[WORK TO COMPLETE]: Track down every line below that holds "JSON" and copy it.

[Figure record extracts]:
++++
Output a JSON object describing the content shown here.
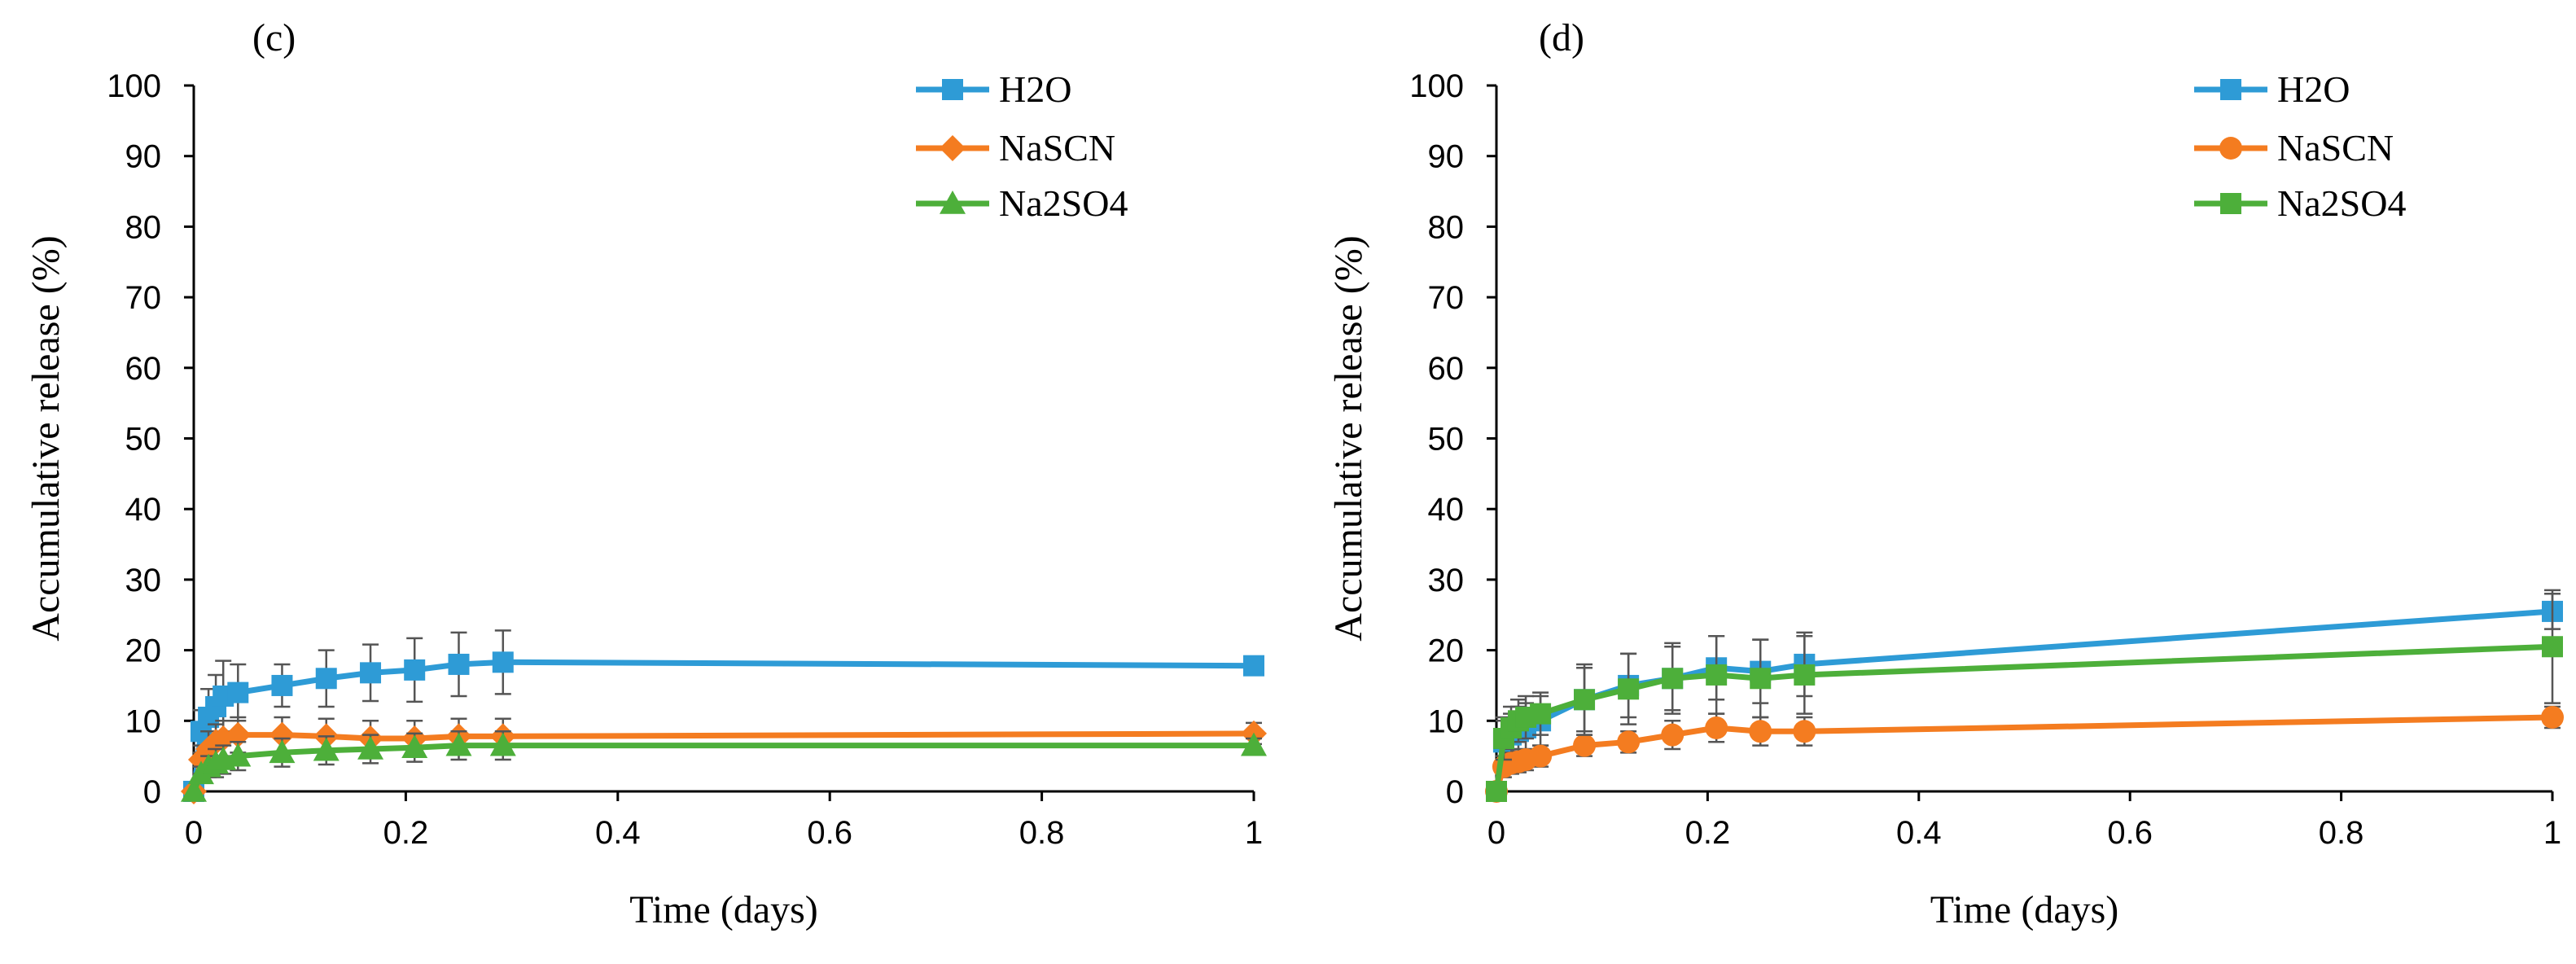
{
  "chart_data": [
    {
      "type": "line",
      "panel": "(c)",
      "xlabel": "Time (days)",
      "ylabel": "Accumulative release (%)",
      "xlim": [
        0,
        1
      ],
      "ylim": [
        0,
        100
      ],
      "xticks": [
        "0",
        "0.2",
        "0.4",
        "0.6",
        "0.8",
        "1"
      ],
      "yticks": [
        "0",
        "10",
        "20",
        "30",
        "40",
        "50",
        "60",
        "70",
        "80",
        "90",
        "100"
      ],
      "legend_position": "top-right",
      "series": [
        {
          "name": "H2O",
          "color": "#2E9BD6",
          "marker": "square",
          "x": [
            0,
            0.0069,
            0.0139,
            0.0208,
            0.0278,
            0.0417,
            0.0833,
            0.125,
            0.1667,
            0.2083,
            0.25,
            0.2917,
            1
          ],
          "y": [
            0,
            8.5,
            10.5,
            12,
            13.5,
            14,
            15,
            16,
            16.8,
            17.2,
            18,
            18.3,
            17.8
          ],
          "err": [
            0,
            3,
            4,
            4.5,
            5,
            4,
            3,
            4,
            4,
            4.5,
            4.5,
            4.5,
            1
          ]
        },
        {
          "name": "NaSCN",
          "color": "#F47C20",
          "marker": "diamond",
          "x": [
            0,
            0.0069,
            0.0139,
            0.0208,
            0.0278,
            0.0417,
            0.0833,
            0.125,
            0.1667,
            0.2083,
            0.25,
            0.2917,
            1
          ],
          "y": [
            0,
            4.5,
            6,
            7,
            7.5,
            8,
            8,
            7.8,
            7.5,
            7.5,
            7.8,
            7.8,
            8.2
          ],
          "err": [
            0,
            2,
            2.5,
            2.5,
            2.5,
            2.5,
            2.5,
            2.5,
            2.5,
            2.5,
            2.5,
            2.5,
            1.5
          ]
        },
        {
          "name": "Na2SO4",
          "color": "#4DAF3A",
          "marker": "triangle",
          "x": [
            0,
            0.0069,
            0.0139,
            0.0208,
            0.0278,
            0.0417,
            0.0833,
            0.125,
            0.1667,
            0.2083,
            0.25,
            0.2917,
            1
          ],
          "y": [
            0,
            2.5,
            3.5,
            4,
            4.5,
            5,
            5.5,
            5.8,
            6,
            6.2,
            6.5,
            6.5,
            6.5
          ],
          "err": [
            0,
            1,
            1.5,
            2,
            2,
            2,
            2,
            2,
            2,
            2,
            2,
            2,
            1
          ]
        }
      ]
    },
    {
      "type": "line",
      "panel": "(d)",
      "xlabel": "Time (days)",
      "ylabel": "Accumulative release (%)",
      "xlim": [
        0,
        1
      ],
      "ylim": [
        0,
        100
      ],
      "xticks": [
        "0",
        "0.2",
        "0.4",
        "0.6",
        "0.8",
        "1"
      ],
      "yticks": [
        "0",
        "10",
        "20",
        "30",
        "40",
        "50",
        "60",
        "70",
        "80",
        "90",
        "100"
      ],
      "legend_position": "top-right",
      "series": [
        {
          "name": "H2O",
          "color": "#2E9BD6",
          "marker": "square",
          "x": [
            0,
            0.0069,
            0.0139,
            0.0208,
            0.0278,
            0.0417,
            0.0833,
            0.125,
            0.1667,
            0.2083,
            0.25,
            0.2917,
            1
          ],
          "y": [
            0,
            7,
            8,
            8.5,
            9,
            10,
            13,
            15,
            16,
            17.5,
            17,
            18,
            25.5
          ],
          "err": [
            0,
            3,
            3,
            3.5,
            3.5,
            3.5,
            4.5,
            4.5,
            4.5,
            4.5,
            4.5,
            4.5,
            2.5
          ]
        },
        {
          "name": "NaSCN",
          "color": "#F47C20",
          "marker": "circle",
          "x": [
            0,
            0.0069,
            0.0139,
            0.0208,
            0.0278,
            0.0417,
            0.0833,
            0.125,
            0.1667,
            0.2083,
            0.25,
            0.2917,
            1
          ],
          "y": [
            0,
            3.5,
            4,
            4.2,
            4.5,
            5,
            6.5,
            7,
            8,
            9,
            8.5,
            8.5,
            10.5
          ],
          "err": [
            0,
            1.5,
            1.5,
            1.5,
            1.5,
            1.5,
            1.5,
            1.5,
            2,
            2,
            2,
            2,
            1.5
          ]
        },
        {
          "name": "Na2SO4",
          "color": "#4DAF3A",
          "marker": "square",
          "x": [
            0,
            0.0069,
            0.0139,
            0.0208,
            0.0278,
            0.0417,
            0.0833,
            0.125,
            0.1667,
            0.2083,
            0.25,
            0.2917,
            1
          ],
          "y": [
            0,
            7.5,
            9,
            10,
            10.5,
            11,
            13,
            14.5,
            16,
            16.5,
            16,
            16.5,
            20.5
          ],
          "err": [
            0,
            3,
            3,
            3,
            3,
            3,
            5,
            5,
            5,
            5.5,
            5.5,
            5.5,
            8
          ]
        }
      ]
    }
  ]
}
++++
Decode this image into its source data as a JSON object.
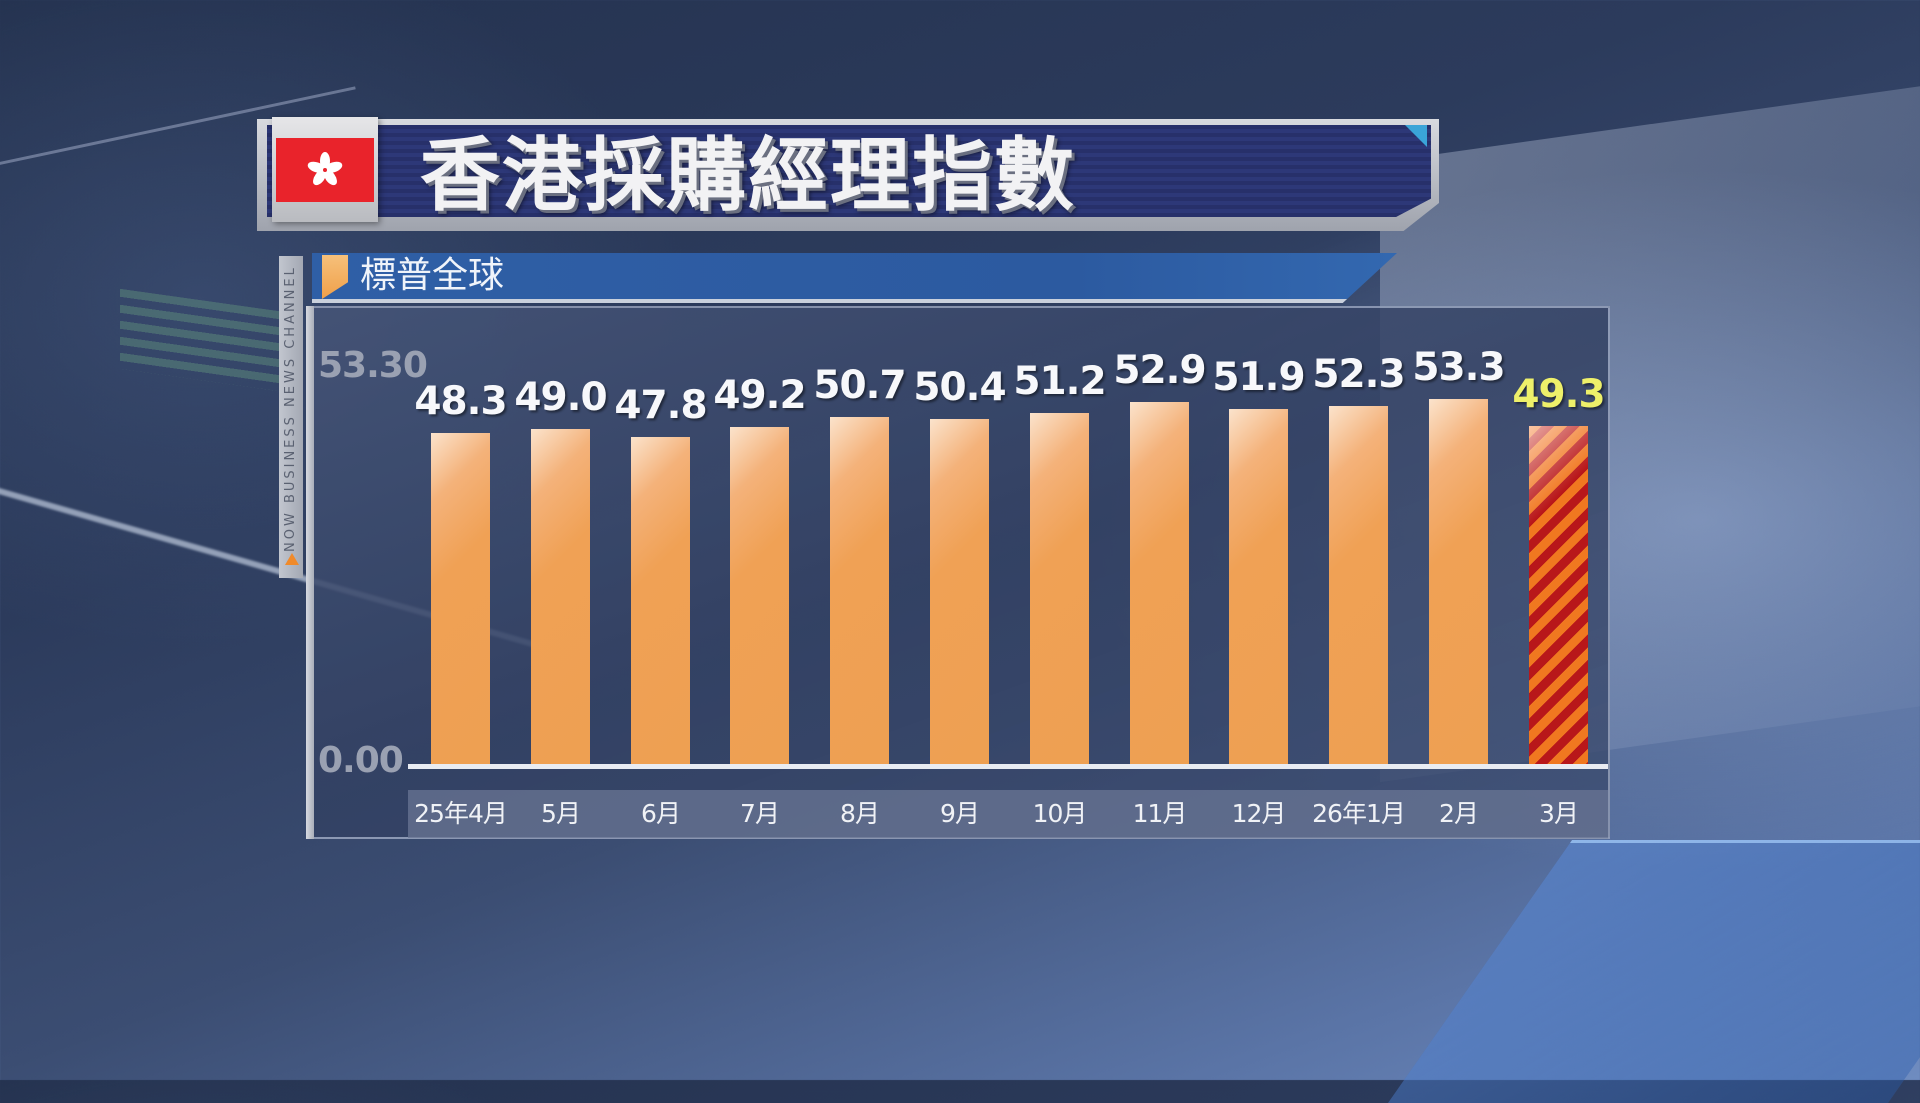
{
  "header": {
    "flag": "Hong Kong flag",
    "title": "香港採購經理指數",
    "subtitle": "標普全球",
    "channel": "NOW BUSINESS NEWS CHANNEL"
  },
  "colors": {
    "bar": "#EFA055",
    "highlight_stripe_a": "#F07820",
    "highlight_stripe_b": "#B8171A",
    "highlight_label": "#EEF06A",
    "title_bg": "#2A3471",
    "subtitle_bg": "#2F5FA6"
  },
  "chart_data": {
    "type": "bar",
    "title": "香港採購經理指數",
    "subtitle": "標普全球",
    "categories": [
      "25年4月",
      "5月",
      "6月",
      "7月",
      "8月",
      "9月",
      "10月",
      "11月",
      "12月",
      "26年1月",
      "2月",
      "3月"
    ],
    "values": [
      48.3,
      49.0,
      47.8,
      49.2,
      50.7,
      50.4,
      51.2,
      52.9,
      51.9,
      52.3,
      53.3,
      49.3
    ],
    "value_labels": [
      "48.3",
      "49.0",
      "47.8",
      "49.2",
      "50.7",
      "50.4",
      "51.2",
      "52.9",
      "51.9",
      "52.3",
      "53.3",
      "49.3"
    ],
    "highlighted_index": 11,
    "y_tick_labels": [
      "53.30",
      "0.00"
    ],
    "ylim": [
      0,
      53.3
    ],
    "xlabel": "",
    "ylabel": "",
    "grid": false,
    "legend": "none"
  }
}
++++
[FINISHED TASK]:
Output a JSON object describing the content shown here.
Decode this image into its source data as a JSON object.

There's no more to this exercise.